Text to read:

(begin)

The Government of Canada, the Government of Quebec and Pekuakamiulnuatsh Takuhikan, a band council that represents the Pekuakamiulnuatsh First Nation, entered into successive tripartite agreements on police services in the community of Mashteuiatsh in Quebec. The agreements had three main purposes: to establish and maintain an Indigenous police force, Sécurité publique de Mashteuiatsh (“SPM”), providing services adapted to the Indigenous community of Mashteuiatsh; to set the maximum financial contribution by Canada and Quebec to the SPM’s operation; and to entrust the management of the SPM to the band council. The contracting parties included a clause permitting the renewal of the agreements to ensure the maintenance of the police force over time.
Between 2013 and 2017, the government funding provided for in the agreements proved to be inadequate on its own to ensure the maintenance of the SPM. The SPM had an operating deficit at the end of each fiscal year. As a result, the band council had to assume deficits totalling $1,599,469.95. It brought legal proceedings claiming reimbursement of the accumulated deficits from the governments of Canada and Quebec. The band council rested its claim on two main bases: a contractual basis under private law, grounded in the provisions of the Civil Code of Québec, and a public law basis anchored in the principles of Aboriginal law. The band council alleged that Canada and Quebec had refused to genuinely negotiate the agreements’ funding clauses, which was a breach of both the requirements of good faith and the obligations flowing from the honour of the Crown.
The trial judge dismissed the band council’s application, holding that the contract was the law of the parties and that the honour of the Crown did not apply. The Court of Appeal set aside that judgment and ordered Canada and Quebec to pay their respective share of the total amount of the accumulated deficits, $832,724.37 for Canada and $767,745.58 for Quebec. In the Court of Appeal’s view, the governments’ refusal to provide enough funding to meet the SPM’s needs justified finding both a violation of the principle of good faith and a failure to uphold the honour of the Crown. Only Quebec appealed from the Court of Appeal’s decision, Canada having paid the amounts awarded against it by that court.

(end)

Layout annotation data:
(begin)

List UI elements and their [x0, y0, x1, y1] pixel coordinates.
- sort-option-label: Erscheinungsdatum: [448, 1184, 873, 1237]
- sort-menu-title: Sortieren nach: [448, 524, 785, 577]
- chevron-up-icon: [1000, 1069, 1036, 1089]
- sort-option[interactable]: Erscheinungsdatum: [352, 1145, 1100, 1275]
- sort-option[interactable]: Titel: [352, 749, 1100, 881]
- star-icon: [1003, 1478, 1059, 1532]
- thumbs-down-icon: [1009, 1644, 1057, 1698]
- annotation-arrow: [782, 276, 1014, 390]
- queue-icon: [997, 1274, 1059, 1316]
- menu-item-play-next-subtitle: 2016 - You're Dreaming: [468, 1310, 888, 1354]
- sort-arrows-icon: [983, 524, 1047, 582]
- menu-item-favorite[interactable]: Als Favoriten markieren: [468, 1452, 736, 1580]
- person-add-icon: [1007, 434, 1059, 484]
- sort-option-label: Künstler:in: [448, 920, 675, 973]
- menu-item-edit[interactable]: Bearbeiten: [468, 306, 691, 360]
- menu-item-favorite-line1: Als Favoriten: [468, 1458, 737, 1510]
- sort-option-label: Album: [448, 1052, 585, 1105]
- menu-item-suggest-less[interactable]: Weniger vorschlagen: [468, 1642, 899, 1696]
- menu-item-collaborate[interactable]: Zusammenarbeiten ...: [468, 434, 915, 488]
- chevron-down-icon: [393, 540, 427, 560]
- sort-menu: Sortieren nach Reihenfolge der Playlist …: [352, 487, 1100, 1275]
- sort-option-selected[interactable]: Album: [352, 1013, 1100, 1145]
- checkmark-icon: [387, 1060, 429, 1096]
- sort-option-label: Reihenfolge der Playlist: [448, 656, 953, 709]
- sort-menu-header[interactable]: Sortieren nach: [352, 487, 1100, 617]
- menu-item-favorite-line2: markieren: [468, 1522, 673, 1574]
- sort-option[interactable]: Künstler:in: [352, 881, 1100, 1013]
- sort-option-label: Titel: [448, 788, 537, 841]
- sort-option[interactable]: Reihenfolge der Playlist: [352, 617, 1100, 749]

(end)

Work instructions:
1 - In the account of the Mashteuiatsh police funding dispute, what amount did the Court of Appeal order Quebec to pay?
2 - Resume the account of the Mashteuiatsh police funding dispute from its last sentence and carry it forward.

Results of the tasks:
1 - $767,745.58

2 -
The Supreme Court has dismissed the appeal.
The Government of Quebec was subject to obligations relating to the renegotiation of the agreements.
Writing for the majority, Justice Kasirer concluded that Quebec’s refusal to renegotiate its financial contribution when the agreements were renewed was not in keeping with the principle of good faith, a source of private law obligations set out in article 1375 of the Civil Code of Québec, which requires parties to conduct themselves in good faith in the performance of a contract. It was also a breach of the obligation to act in a manner consistent with the honour of the Crown, an obligation under public law that Quebec had to fulfill in performing the tripartite agreements. As to the manner of remedying the breach of the requirements of good faith, the record does not make it possible to assess compensatory damages in conformity with the principles of corrective justice. However, with regard to the remedy meant to restore the honour of the Crown, which is rooted in reconciliatory justice, an award of damages equal to the accumulated deficits is an appropriate measure that will enable the contracting parties to undertake future negotiations with equanimity.